Repeat the whole listing below, word for word.

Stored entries
==========

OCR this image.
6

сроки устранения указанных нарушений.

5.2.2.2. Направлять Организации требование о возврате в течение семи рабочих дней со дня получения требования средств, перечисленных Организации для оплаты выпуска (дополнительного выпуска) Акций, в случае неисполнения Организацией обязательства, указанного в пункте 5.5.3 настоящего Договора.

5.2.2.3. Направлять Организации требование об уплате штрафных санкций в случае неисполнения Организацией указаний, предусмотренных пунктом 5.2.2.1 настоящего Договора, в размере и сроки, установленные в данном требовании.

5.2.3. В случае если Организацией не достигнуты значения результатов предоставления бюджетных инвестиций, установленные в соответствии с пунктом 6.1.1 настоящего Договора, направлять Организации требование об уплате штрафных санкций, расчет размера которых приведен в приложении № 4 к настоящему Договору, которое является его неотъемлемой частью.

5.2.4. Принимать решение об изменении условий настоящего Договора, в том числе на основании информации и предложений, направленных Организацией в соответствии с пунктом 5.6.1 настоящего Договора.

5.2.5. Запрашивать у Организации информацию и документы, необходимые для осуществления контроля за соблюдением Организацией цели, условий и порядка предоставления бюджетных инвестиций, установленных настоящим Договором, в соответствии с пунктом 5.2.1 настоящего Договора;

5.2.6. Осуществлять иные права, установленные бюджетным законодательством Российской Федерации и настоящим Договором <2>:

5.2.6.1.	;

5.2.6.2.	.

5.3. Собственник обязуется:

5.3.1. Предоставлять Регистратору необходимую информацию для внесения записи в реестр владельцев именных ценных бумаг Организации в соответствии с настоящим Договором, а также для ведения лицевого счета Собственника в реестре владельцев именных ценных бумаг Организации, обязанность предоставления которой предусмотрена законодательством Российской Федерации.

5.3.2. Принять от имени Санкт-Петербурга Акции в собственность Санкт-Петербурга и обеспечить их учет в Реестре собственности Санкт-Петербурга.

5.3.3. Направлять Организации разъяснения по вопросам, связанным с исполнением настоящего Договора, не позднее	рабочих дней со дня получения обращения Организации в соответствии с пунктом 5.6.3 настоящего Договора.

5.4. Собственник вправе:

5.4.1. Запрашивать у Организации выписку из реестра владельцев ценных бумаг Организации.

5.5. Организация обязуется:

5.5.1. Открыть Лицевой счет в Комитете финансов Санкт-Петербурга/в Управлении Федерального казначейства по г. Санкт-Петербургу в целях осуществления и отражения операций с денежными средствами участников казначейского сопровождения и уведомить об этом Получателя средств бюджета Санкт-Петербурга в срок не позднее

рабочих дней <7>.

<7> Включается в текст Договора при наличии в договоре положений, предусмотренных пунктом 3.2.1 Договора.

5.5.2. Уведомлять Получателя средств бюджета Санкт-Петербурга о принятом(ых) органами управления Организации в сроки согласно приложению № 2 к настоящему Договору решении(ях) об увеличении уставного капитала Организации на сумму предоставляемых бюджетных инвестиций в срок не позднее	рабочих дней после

==========

▶ _Exercise answer_
OCR this image.
6

сроки устранения указанных нарушений.

5.2.2.2. Направлять Организации требование о возврате в течение семи рабочих дней со дня получения требования средств, перечисленных Организации для оплаты выпуска (дополнительного выпуска) Акций, в случае неисполнения Организацией обязательства, указанного в пункте 5.5.3 настоящего Договора.

5.2.2.3. Направлять Организации требование об уплате штрафных санкций в случае неисполнения Организацией указаний, предусмотренных пунктом 5.2.2.1 настоящего Договора, в размере и сроки, установленные в данном требовании.

5.2.3. В случае если Организацией не достигнуты значения результатов предоставления бюджетных инвестиций, установленные в соответствии с пунктом 6.1.1 настоящего Договора, направлять Организации требование об уплате штрафных санкций, расчет размера которых приведен в приложении № 4 к настоящему Договору, которое является его неотъемлемой частью.

5.2.4. Принимать решение об изменении условий настоящего Договора, в том числе на основании информации и предложений, направленных Организацией в соответствии с пунктом 5.6.1 настоящего Договора.

5.2.5. Запрашивать у Организации информацию и документы, необходимые для осуществления контроля за соблюдением Организацией цели, условий и порядка предоставления бюджетных инвестиций, установленных настоящим Договором, в соответствии с пунктом 5.2.1 настоящего Договора;

5.2.6. Осуществлять иные права, установленные бюджетным законодательством Российской Федерации и настоящим Договором <2>:

5.2.6.1.	;

5.2.6.2.	.

5.3. Собственник обязуется:

5.3.1. Предоставлять Регистратору необходимую информацию для внесения записи в реестр владельцев именных ценных бумаг Организации в соответствии с настоящим Договором, а также для ведения лицевого счета Собственника в реестре владельцев именных ценных бумаг Организации, обязанность предоставления которой предусмотрена законодательством Российской Федерации.

5.3.2. Принять от имени Санкт-Петербурга Акции в собственность Санкт-Петербурга и обеспечить их учет в Реестре собственности Санкт-Петербурга.

5.3.3. Направлять Организации разъяснения по вопросам, связанным с исполнением настоящего Договора, не позднее	рабочих дней со дня получения обращения Организации в соответствии с пунктом 5.6.3 настоящего Договора.

5.4. Собственник вправе:

5.4.1. Запрашивать у Организации выписку из реестра владельцев ценных бумаг Организации.

5.5. Организация обязуется:

5.5.1. Открыть Лицевой счет в Комитете финансов Санкт-Петербурга/в Управлении Федерального казначейства по г. Санкт-Петербургу в целях осуществления и отражения операций с денежными средствами участников казначейского сопровождения и уведомить об этом Получателя средств бюджета Санкт-Петербурга в срок не позднее

рабочих дней <7>.

<7> Включается в текст Договора при наличии в договоре положений, предусмотренных пунктом 3.2.1 Договора.

5.5.2. Уведомлять Получателя средств бюджета Санкт-Петербурга о принятом(ых) органами управления Организации в сроки согласно приложению № 2 к настоящему Договору решении(ях) об увеличении уставного капитала Организации на сумму предоставляемых бюджетных инвестиций в срок не позднее	рабочих дней после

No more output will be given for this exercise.